YOUR TASK: Make an exact copy of all the data.

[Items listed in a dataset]
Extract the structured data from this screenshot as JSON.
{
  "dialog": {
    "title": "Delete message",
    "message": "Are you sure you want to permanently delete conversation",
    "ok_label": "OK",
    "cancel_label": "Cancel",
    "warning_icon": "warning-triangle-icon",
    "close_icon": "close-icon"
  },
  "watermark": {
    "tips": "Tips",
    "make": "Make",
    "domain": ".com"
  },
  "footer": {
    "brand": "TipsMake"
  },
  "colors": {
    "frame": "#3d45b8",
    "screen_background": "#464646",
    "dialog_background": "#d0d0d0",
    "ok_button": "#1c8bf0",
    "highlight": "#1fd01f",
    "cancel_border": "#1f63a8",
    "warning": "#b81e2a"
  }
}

PROBLEM SOLUTION:
Extract the structured data from this screenshot as JSON.
{
  "dialog": {
    "title": "Delete message",
    "message": "Are you sure you want to permanently delete conversation",
    "ok_label": "OK",
    "cancel_label": "Cancel",
    "warning_icon": "warning-triangle-icon",
    "close_icon": "close-icon"
  },
  "watermark": {
    "tips": "Tips",
    "make": "Make",
    "domain": ".com"
  },
  "footer": {
    "brand": "TipsMake"
  },
  "colors": {
    "frame": "#3d45b8",
    "screen_background": "#464646",
    "dialog_background": "#d0d0d0",
    "ok_button": "#1c8bf0",
    "highlight": "#1fd01f",
    "cancel_border": "#1f63a8",
    "warning": "#b81e2a"
  }
}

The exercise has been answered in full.